Problem to solve
Extract every entry word for word. Skip the pictures.

Given records
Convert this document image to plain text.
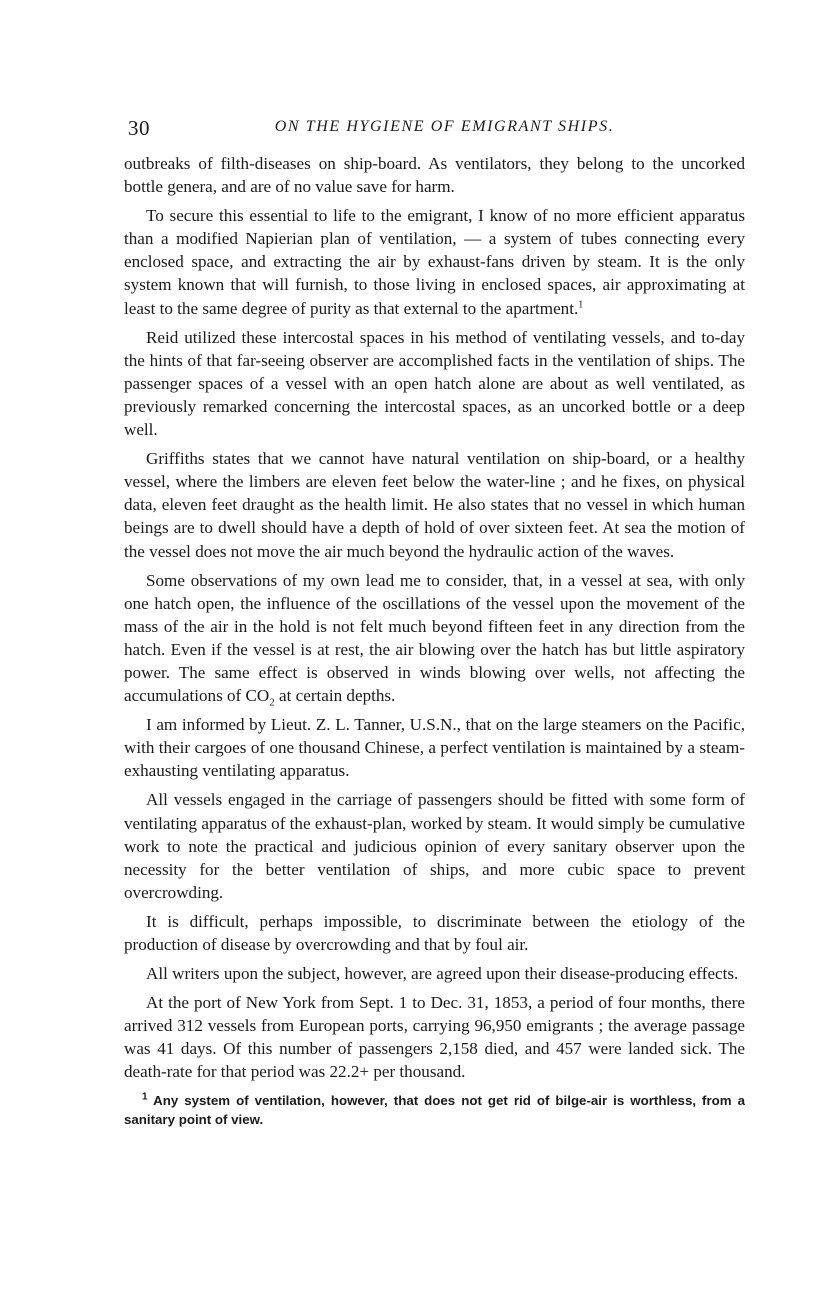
30	ON THE HYGIENE OF EMIGRANT SHIPS.

outbreaks of filth-diseases on ship-board. As ventilators, they belong to the uncorked bottle genera, and are of no value save for harm.

To secure this essential to life to the emigrant, I know of no more efficient apparatus than a modified Napierian plan of ventilation, — a system of tubes connecting every enclosed space, and extracting the air by exhaust-fans driven by steam. It is the only system known that will furnish, to those living in enclosed spaces, air approximating at least to the same degree of purity as that external to the apartment.$^1$

Reid utilized these intercostal spaces in his method of ventilating vessels, and to-day the hints of that far-seeing observer are accomplished facts in the ventilation of ships. The passenger spaces of a vessel with an open hatch alone are about as well ventilated, as previously remarked concerning the intercostal spaces, as an uncorked bottle or a deep well.

Griffiths states that we cannot have natural ventilation on ship-board, or a healthy vessel, where the limbers are eleven feet below the water-line ; and he fixes, on physical data, eleven feet draught as the health limit. He also states that no vessel in which human beings are to dwell should have a depth of hold of over sixteen feet. At sea the motion of the vessel does not move the air much beyond the hydraulic action of the waves.

Some observations of my own lead me to consider, that, in a vessel at sea, with only one hatch open, the influence of the oscillations of the vessel upon the movement of the mass of the air in the hold is not felt much beyond fifteen feet in any direction from the hatch. Even if the vessel is at rest, the air blowing over the hatch has but little aspiratory power. The same effect is observed in winds blowing over wells, not affecting the accumulations of $CO_2$ at certain depths.

I am informed by Lieut. Z. L. Tanner, U.S.N., that on the large steamers on the Pacific, with their cargoes of one thousand Chinese, a perfect ventilation is maintained by a steam-exhausting ventilating apparatus.

All vessels engaged in the carriage of passengers should be fitted with some form of ventilating apparatus of the exhaust-plan, worked by steam. It would simply be cumulative work to note the practical and judicious opinion of every sanitary observer upon the necessity for the better ventilation of ships, and more cubic space to prevent overcrowding.

It is difficult, perhaps impossible, to discriminate between the etiology of the production of disease by overcrowding and that by foul air.

All writers upon the subject, however, are agreed upon their disease-producing effects.

At the port of New York from Sept. 1 to Dec. 31, 1853, a period of four months, there arrived 312 vessels from European ports, carrying 96,950 emigrants ; the average passage was 41 days. Of this number of passengers 2,158 died, and 457 were landed sick. The death-rate for that period was 22.2+ per thousand.

$^1$ Any system of ventilation, however, that does not get rid of bilge-air is worthless, from a sanitary point of view.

Answer in full
Convert this document image to plain text.
30	ON THE HYGIENE OF EMIGRANT SHIPS.

outbreaks of filth-diseases on ship-board. As ventilators, they belong to the uncorked bottle genera, and are of no value save for harm.

To secure this essential to life to the emigrant, I know of no more efficient apparatus than a modified Napierian plan of ventilation, — a system of tubes connecting every enclosed space, and extracting the air by exhaust-fans driven by steam. It is the only system known that will furnish, to those living in enclosed spaces, air approximating at least to the same degree of purity as that external to the apartment.$^1$

Reid utilized these intercostal spaces in his method of ventilating vessels, and to-day the hints of that far-seeing observer are accomplished facts in the ventilation of ships. The passenger spaces of a vessel with an open hatch alone are about as well ventilated, as previously remarked concerning the intercostal spaces, as an uncorked bottle or a deep well.

Griffiths states that we cannot have natural ventilation on ship-board, or a healthy vessel, where the limbers are eleven feet below the water-line ; and he fixes, on physical data, eleven feet draught as the health limit. He also states that no vessel in which human beings are to dwell should have a depth of hold of over sixteen feet. At sea the motion of the vessel does not move the air much beyond the hydraulic action of the waves.

Some observations of my own lead me to consider, that, in a vessel at sea, with only one hatch open, the influence of the oscillations of the vessel upon the movement of the mass of the air in the hold is not felt much beyond fifteen feet in any direction from the hatch. Even if the vessel is at rest, the air blowing over the hatch has but little aspiratory power. The same effect is observed in winds blowing over wells, not affecting the accumulations of $CO_2$ at certain depths.

I am informed by Lieut. Z. L. Tanner, U.S.N., that on the large steamers on the Pacific, with their cargoes of one thousand Chinese, a perfect ventilation is maintained by a steam-exhausting ventilating apparatus.

All vessels engaged in the carriage of passengers should be fitted with some form of ventilating apparatus of the exhaust-plan, worked by steam. It would simply be cumulative work to note the practical and judicious opinion of every sanitary observer upon the necessity for the better ventilation of ships, and more cubic space to prevent overcrowding.

It is difficult, perhaps impossible, to discriminate between the etiology of the production of disease by overcrowding and that by foul air.

All writers upon the subject, however, are agreed upon their disease-producing effects.

At the port of New York from Sept. 1 to Dec. 31, 1853, a period of four months, there arrived 312 vessels from European ports, carrying 96,950 emigrants ; the average passage was 41 days. Of this number of passengers 2,158 died, and 457 were landed sick. The death-rate for that period was 22.2+ per thousand.

$^1$ Any system of ventilation, however, that does not get rid of bilge-air is worthless, from a sanitary point of view.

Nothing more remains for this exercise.